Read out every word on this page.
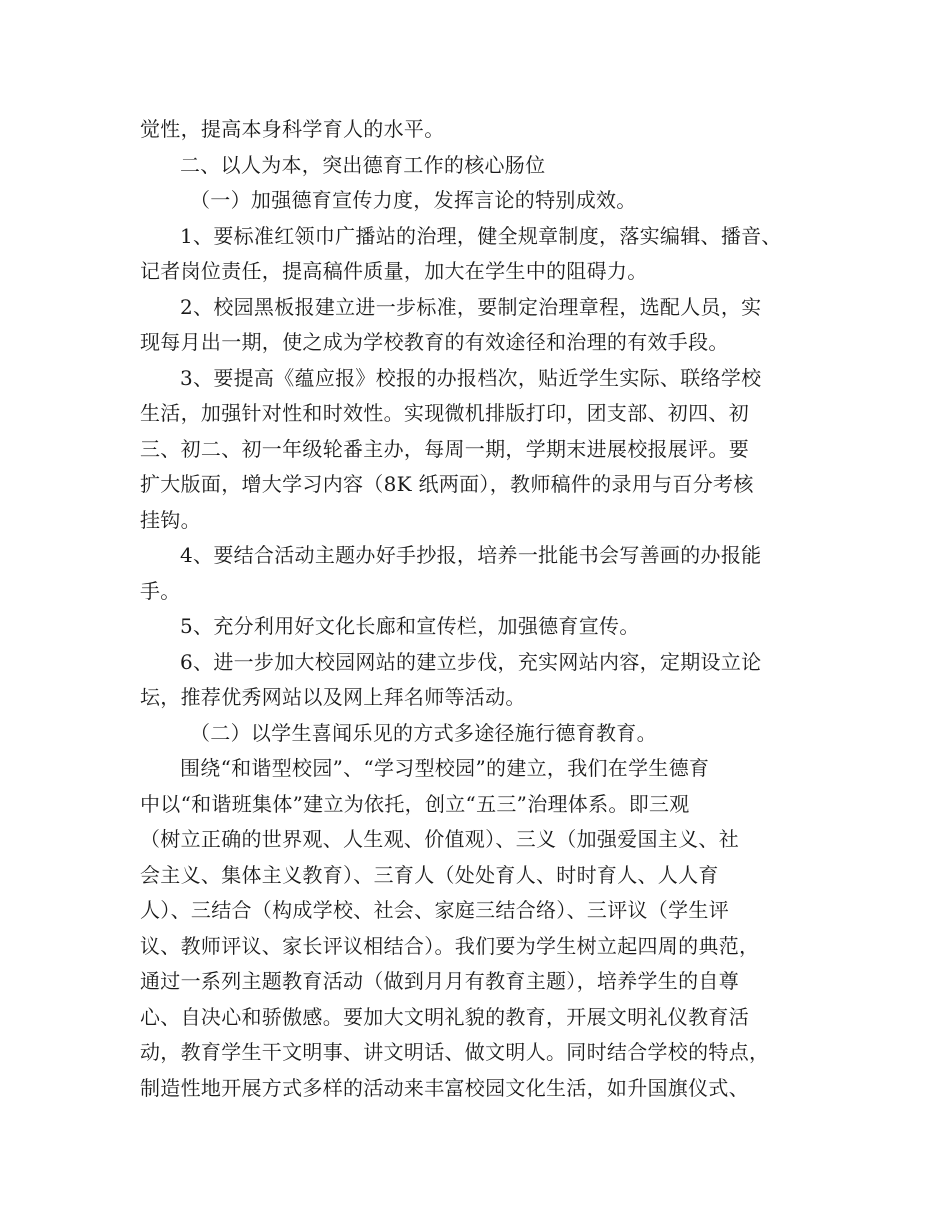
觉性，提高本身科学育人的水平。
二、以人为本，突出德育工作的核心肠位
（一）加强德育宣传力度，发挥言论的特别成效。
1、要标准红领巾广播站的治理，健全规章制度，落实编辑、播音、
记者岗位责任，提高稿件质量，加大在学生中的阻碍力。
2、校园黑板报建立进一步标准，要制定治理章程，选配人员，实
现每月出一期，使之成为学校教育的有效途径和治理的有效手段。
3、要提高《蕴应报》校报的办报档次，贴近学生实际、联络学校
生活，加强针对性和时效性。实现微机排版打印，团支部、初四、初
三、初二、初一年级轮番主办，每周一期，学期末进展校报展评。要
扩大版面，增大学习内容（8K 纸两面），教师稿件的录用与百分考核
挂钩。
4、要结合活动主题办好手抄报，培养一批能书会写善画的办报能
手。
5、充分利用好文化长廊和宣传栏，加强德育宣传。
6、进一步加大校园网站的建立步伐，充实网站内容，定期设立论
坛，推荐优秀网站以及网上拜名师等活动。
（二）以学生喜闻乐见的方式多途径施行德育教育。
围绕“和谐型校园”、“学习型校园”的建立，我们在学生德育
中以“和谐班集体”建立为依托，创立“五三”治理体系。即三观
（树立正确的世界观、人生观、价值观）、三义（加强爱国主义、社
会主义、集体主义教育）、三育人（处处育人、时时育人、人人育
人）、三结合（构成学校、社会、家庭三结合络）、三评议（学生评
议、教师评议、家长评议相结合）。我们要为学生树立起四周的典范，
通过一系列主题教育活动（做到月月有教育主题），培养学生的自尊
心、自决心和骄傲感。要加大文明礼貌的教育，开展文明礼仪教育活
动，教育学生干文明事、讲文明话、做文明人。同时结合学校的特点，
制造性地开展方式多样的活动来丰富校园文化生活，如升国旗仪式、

= = = = = = =

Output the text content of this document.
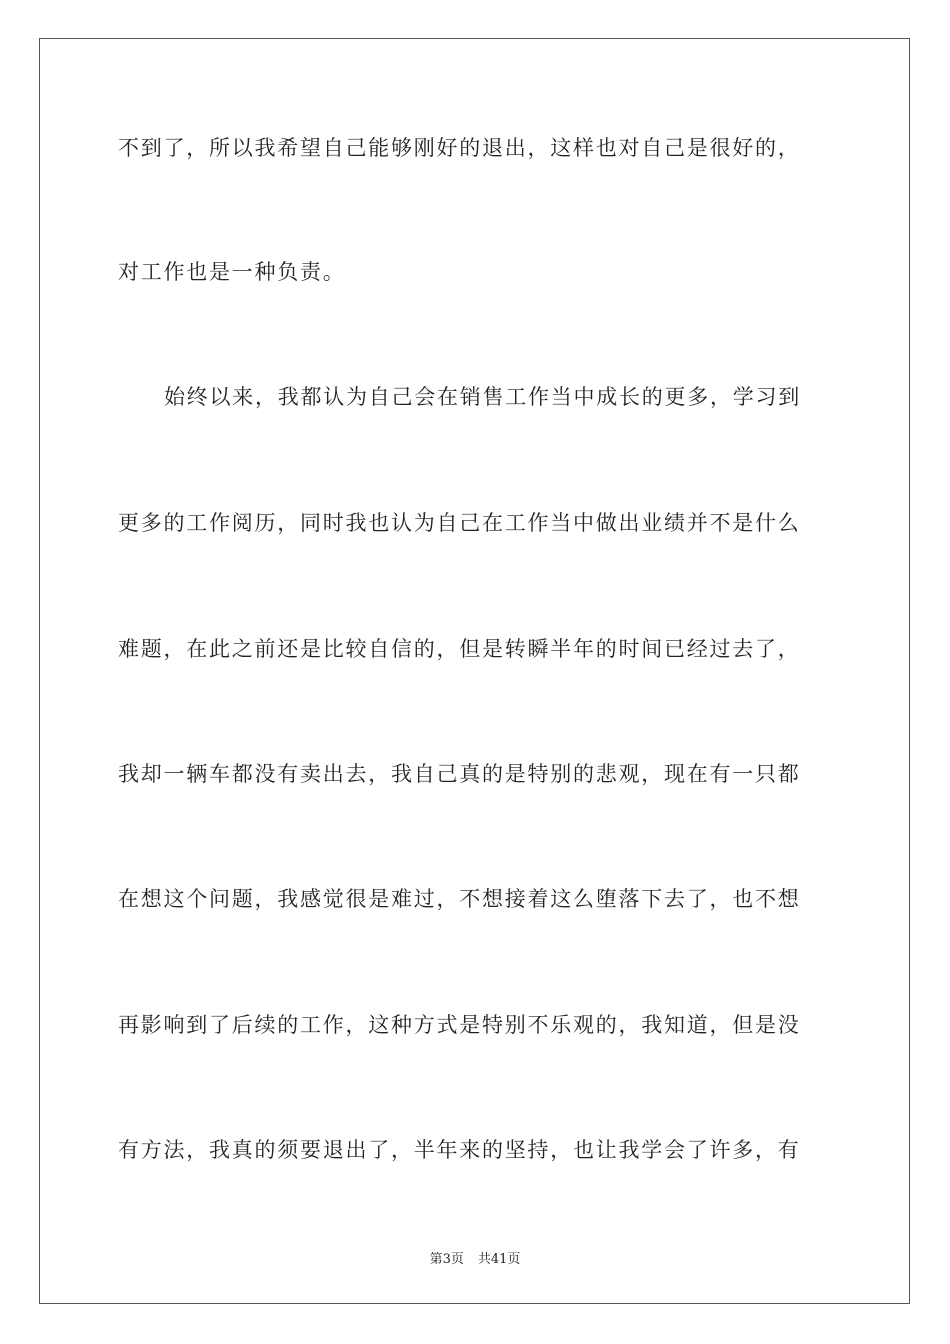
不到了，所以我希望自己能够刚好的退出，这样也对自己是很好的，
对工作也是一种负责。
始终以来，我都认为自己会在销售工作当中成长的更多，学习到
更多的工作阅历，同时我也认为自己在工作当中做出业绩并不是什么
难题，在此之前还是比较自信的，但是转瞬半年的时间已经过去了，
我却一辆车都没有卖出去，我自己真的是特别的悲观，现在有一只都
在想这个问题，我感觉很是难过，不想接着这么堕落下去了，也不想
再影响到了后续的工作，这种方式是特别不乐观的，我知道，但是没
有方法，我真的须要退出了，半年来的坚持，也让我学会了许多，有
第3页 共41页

= = = = = = =

§ **What you are asked to do**
Show the lines of the records that include the string "this".

§ **Completed task**
Read out every word on this page.
Output the text content of this document.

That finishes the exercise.